*** Data supplied ***
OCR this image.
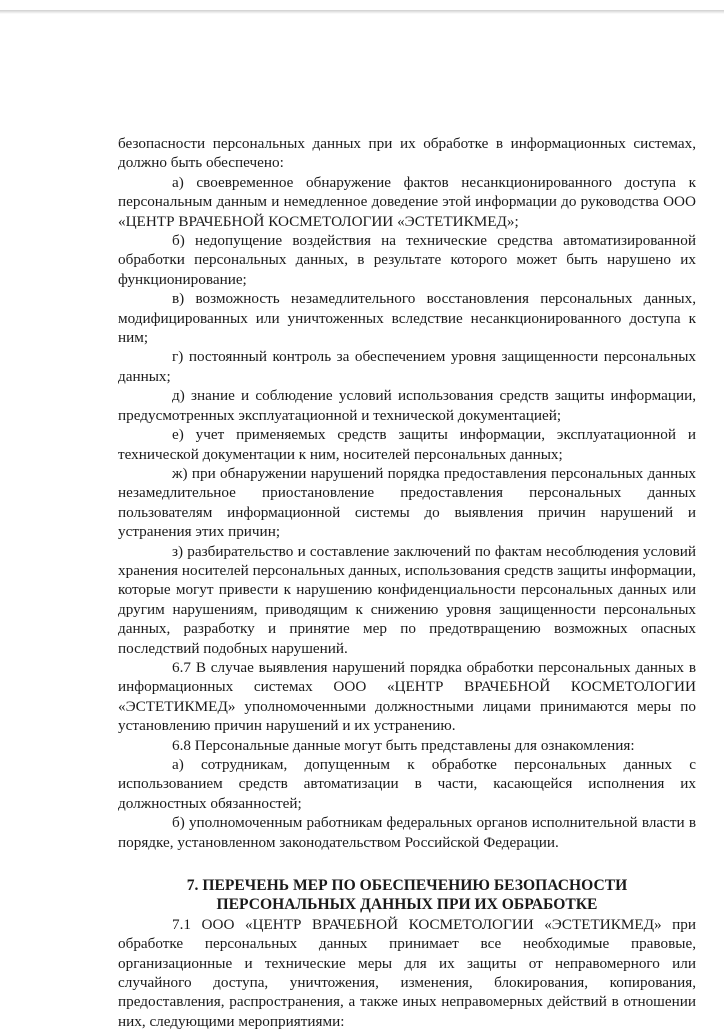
безопасности персональных данных при их обработке в информационных системах, должно быть обеспечено:

а) своевременное обнаружение фактов несанкционированного доступа к персональным данным и немедленное доведение этой информации до руководства ООО «ЦЕНТР ВРАЧЕБНОЙ КОСМЕТОЛОГИИ «ЭСТЕТИКМЕД»;

б) недопущение воздействия на технические средства автоматизированной обработки персональных данных, в результате которого может быть нарушено их функционирование;

в) возможность незамедлительного восстановления персональных данных, модифицированных или уничтоженных вследствие несанкционированного доступа к ним;

г) постоянный контроль за обеспечением уровня защищенности персональных данных;

д) знание и соблюдение условий использования средств защиты информации, предусмотренных эксплуатационной и технической документацией;

е) учет применяемых средств защиты информации, эксплуатационной и технической документации к ним, носителей персональных данных;

ж) при обнаружении нарушений порядка предоставления персональных данных незамедлительное приостановление предоставления персональных данных пользователям информационной системы до выявления причин нарушений и устранения этих причин;

з) разбирательство и составление заключений по фактам несоблюдения условий хранения носителей персональных данных, использования средств защиты информации, которые могут привести к нарушению конфиденциальности персональных данных или другим нарушениям, приводящим к снижению уровня защищенности персональных данных, разработку и принятие мер по предотвращению возможных опасных последствий подобных нарушений.

6.7 В случае выявления нарушений порядка обработки персональных данных в информационных системах ООО «ЦЕНТР ВРАЧЕБНОЙ КОСМЕТОЛОГИИ «ЭСТЕТИКМЕД» уполномоченными должностными лицами принимаются меры по установлению причин нарушений и их устранению.

6.8 Персональные данные могут быть представлены для ознакомления:

а) сотрудникам, допущенным к обработке персональных данных с использованием средств автоматизации в части, касающейся исполнения их должностных обязанностей;

б) уполномоченным работникам федеральных органов исполнительной власти в порядке, установленном законодательством Российской Федерации.

7. ПЕРЕЧЕНЬ МЕР ПО ОБЕСПЕЧЕНИЮ БЕЗОПАСНОСТИ
ПЕРСОНАЛЬНЫХ ДАННЫХ ПРИ ИХ ОБРАБОТКЕ

7.1 ООО «ЦЕНТР ВРАЧЕБНОЙ КОСМЕТОЛОГИИ «ЭСТЕТИКМЕД» при обработке персональных данных принимает все необходимые правовые, организационные и технические меры для их защиты от неправомерного или случайного доступа, уничтожения, изменения, блокирования, копирования, предоставления, распространения, а также иных неправомерных действий в отношении них, следующими мероприятиями:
***
- What the task requires -
Will you set down the records word for word while leaving out every picture?

- Result -
OCR this image.
безопасности персональных данных при их обработке в информационных системах, должно быть обеспечено:

а) своевременное обнаружение фактов несанкционированного доступа к персональным данным и немедленное доведение этой информации до руководства ООО «ЦЕНТР ВРАЧЕБНОЙ КОСМЕТОЛОГИИ «ЭСТЕТИКМЕД»;

б) недопущение воздействия на технические средства автоматизированной обработки персональных данных, в результате которого может быть нарушено их функционирование;

в) возможность незамедлительного восстановления персональных данных, модифицированных или уничтоженных вследствие несанкционированного доступа к ним;

г) постоянный контроль за обеспечением уровня защищенности персональных данных;

д) знание и соблюдение условий использования средств защиты информации, предусмотренных эксплуатационной и технической документацией;

е) учет применяемых средств защиты информации, эксплуатационной и технической документации к ним, носителей персональных данных;

ж) при обнаружении нарушений порядка предоставления персональных данных незамедлительное приостановление предоставления персональных данных пользователям информационной системы до выявления причин нарушений и устранения этих причин;

з) разбирательство и составление заключений по фактам несоблюдения условий хранения носителей персональных данных, использования средств защиты информации, которые могут привести к нарушению конфиденциальности персональных данных или другим нарушениям, приводящим к снижению уровня защищенности персональных данных, разработку и принятие мер по предотвращению возможных опасных последствий подобных нарушений.

6.7 В случае выявления нарушений порядка обработки персональных данных в информационных системах ООО «ЦЕНТР ВРАЧЕБНОЙ КОСМЕТОЛОГИИ «ЭСТЕТИКМЕД» уполномоченными должностными лицами принимаются меры по установлению причин нарушений и их устранению.

6.8 Персональные данные могут быть представлены для ознакомления:

а) сотрудникам, допущенным к обработке персональных данных с использованием средств автоматизации в части, касающейся исполнения их должностных обязанностей;

б) уполномоченным работникам федеральных органов исполнительной власти в порядке, установленном законодательством Российской Федерации.

7. ПЕРЕЧЕНЬ МЕР ПО ОБЕСПЕЧЕНИЮ БЕЗОПАСНОСТИ
ПЕРСОНАЛЬНЫХ ДАННЫХ ПРИ ИХ ОБРАБОТКЕ

7.1 ООО «ЦЕНТР ВРАЧЕБНОЙ КОСМЕТОЛОГИИ «ЭСТЕТИКМЕД» при обработке персональных данных принимает все необходимые правовые, организационные и технические меры для их защиты от неправомерного или случайного доступа, уничтожения, изменения, блокирования, копирования, предоставления, распространения, а также иных неправомерных действий в отношении них, следующими мероприятиями:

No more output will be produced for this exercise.